[Start]

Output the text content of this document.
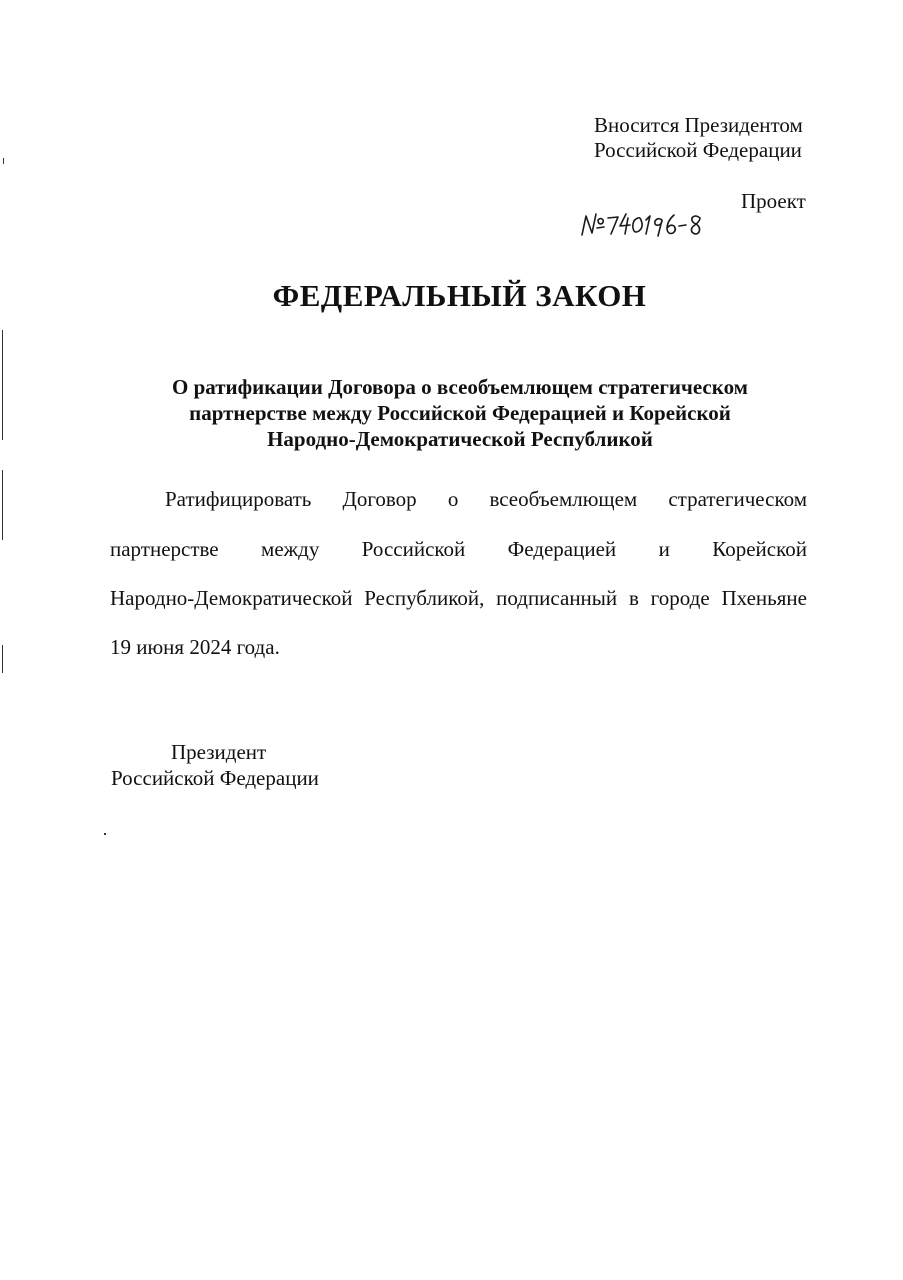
Вносится Президентом
Российской Федерации
Проект
ФЕДЕРАЛЬНЫЙ ЗАКОН
О ратификации Договора о всеобъемлющем стратегическом
партнерстве между Российской Федерацией и Корейской
Народно-Демократической Республикой
Ратифицировать Договор о всеобъемлющем стратегическом
партнерстве между Российской Федерацией и Корейской
Народно-Демократической Республикой, подписанный в городе Пхеньяне
19 июня 2024 года.
Президент
Российской Федерации
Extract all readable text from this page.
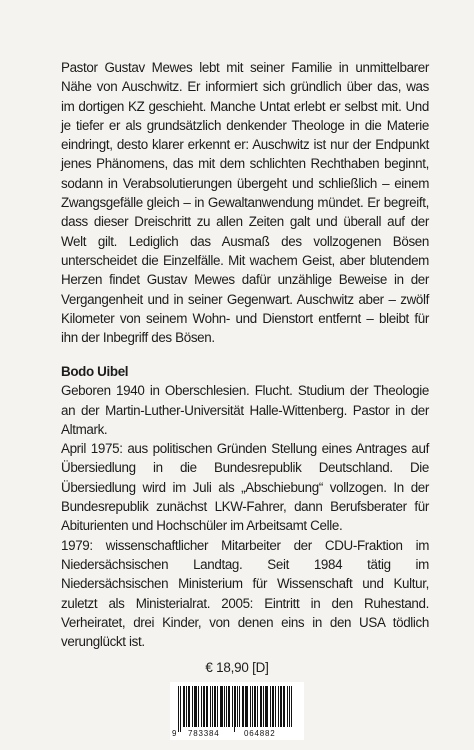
Pastor Gustav Mewes lebt mit seiner Familie in unmittelbarer Nähe von Auschwitz. Er informiert sich gründlich über das, was im dortigen KZ geschieht. Manche Untat erlebt er selbst mit. Und je tiefer er als grundsätzlich denkender Theologe in die Materie eindringt, desto klarer erkennt er: Auschwitz ist nur der Endpunkt jenes Phänomens, das mit dem schlichten Rechthaben beginnt, sodann in Verabsolutierungen übergeht und schließlich – einem Zwangsgefälle gleich – in Gewaltanwendung mündet. Er begreift, dass dieser Dreischritt zu allen Zeiten galt und überall auf der Welt gilt. Lediglich das Ausmaß des vollzogenen Bösen unterscheidet die Einzelfälle. Mit wachem Geist, aber blutendem Herzen findet Gustav Mewes dafür unzählige Beweise in der Vergangenheit und in seiner Gegenwart. Auschwitz aber – zwölf Kilometer von seinem Wohn- und Dienstort entfernt – bleibt für ihn der Inbegriff des Bösen.

Bodo Uibel

Geboren 1940 in Oberschlesien. Flucht. Studium der Theologie an der Martin-Luther-Universität Halle-Wittenberg. Pastor in der Altmark.

April 1975: aus politischen Gründen Stellung eines Antrages auf Übersiedlung in die Bundesrepublik Deutschland. Die Übersiedlung wird im Juli als „Abschiebung“ vollzogen. In der Bundesrepublik zunächst LKW-Fahrer, dann Berufsberater für Abiturienten und Hochschüler im Arbeitsamt Celle.

1979: wissenschaftlicher Mitarbeiter der CDU-Fraktion im Niedersächsischen Landtag. Seit 1984 tätig im Niedersächsischen Ministerium für Wissenschaft und Kultur, zuletzt als Ministerialrat. 2005: Eintritt in den Ruhestand. Verheiratet, drei Kinder, von denen eins in den USA tödlich verunglückt ist.

€ 18,90 [D]
9 783384	064882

[End]

Set problem | Tell how many lines in the material contain the word "всеобъемлющем". Only the number is wanted.

Exercise output | 2